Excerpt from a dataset
++++++++

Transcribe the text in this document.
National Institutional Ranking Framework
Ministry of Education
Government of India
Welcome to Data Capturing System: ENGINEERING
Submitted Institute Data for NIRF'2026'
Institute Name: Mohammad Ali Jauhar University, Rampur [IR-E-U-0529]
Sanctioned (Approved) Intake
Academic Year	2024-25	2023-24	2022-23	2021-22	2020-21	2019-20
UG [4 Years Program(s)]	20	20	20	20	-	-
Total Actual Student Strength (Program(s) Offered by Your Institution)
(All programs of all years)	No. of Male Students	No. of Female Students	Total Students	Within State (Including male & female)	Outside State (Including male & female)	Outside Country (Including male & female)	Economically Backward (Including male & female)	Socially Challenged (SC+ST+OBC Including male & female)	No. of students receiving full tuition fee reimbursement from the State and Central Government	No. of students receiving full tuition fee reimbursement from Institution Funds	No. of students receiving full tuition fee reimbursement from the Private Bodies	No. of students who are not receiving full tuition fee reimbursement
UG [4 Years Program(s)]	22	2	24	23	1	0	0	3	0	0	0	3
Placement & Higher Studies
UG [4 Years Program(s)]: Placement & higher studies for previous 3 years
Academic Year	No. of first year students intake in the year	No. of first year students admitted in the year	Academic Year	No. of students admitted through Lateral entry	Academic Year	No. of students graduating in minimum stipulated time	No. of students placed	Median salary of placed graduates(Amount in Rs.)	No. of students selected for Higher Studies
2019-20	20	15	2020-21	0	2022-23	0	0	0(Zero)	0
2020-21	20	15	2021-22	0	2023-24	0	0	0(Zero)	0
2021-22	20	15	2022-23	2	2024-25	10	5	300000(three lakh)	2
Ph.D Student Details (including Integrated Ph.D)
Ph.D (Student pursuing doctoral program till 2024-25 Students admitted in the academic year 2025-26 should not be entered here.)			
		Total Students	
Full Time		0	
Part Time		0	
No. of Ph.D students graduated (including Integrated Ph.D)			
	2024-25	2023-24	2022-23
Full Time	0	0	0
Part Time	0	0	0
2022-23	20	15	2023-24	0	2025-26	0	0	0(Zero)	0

++++++++

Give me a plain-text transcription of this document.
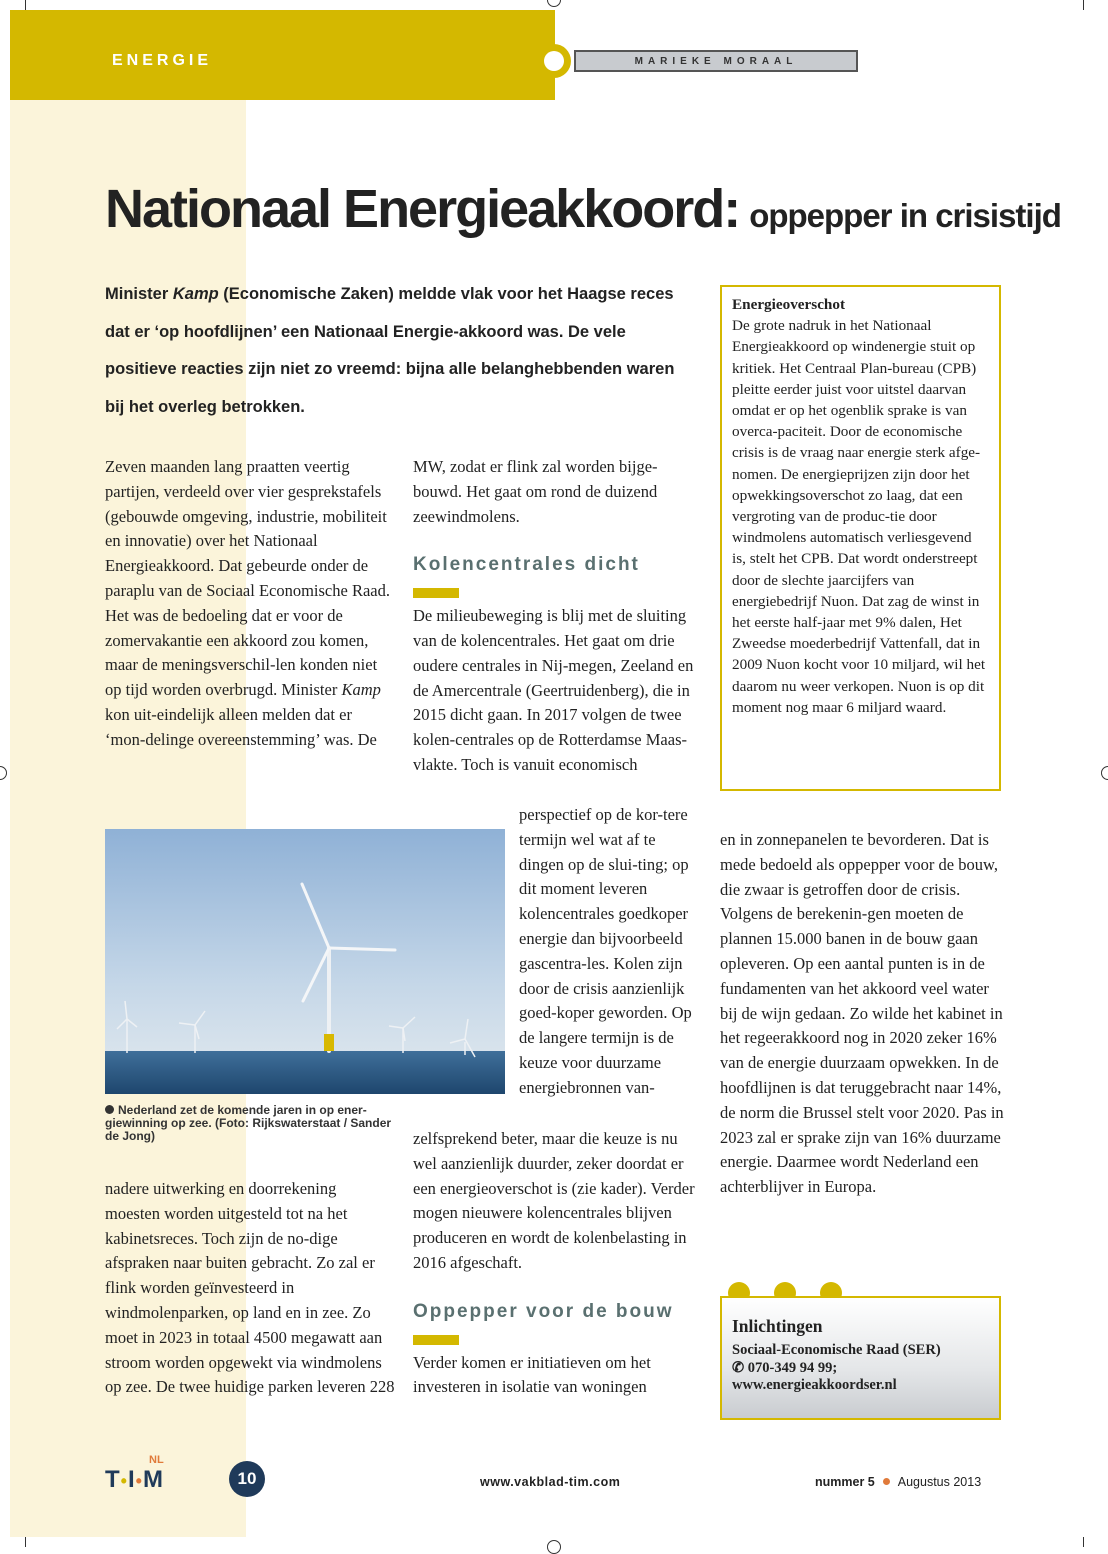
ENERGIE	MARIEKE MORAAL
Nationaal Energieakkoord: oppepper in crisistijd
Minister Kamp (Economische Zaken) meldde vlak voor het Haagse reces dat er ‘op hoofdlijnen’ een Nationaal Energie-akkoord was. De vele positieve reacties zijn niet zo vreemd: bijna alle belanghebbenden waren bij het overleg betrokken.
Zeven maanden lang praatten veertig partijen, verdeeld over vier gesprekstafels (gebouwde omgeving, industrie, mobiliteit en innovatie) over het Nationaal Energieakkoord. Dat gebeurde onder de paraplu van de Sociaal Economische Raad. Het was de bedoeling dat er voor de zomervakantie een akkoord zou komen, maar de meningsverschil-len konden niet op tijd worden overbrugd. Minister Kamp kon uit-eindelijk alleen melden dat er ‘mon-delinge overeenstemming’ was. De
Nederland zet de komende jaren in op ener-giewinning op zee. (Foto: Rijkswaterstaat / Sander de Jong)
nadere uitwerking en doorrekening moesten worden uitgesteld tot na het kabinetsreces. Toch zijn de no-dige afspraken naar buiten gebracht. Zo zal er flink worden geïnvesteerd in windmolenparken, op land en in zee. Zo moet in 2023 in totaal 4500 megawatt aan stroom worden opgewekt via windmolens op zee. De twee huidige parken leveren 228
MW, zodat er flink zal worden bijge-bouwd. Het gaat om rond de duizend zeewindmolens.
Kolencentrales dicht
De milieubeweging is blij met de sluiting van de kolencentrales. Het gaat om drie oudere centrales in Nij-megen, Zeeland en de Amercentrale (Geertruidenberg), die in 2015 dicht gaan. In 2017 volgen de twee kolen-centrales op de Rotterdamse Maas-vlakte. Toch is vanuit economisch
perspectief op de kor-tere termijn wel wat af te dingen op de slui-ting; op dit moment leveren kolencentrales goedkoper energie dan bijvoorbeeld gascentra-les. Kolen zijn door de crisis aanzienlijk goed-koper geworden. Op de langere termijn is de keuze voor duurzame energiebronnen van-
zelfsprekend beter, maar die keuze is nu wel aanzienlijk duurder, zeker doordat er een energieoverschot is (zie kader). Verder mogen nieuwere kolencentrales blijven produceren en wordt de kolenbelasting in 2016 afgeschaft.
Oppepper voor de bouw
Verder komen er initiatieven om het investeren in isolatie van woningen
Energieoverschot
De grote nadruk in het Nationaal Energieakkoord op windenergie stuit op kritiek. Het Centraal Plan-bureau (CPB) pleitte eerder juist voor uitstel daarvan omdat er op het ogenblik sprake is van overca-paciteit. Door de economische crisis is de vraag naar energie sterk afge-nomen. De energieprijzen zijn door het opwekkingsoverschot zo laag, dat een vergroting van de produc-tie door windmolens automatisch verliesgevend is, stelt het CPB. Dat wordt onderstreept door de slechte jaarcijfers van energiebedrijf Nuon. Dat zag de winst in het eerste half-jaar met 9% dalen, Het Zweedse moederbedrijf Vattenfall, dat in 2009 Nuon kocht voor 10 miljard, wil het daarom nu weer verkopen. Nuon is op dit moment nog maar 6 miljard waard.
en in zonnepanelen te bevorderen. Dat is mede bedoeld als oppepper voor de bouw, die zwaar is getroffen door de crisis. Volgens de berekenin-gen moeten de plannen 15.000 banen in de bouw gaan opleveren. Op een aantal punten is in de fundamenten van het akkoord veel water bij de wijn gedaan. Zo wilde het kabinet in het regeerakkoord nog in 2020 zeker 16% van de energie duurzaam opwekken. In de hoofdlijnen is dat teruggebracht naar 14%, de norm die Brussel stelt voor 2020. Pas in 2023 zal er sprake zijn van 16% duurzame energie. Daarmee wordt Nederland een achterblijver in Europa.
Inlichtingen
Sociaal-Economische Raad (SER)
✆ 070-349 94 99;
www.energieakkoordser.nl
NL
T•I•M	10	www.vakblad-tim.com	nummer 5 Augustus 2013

++++++++

◆ JOB
What is the number of lines in the records that contain "Integrated"? Give that number only.

◆ THE SOLUTION
2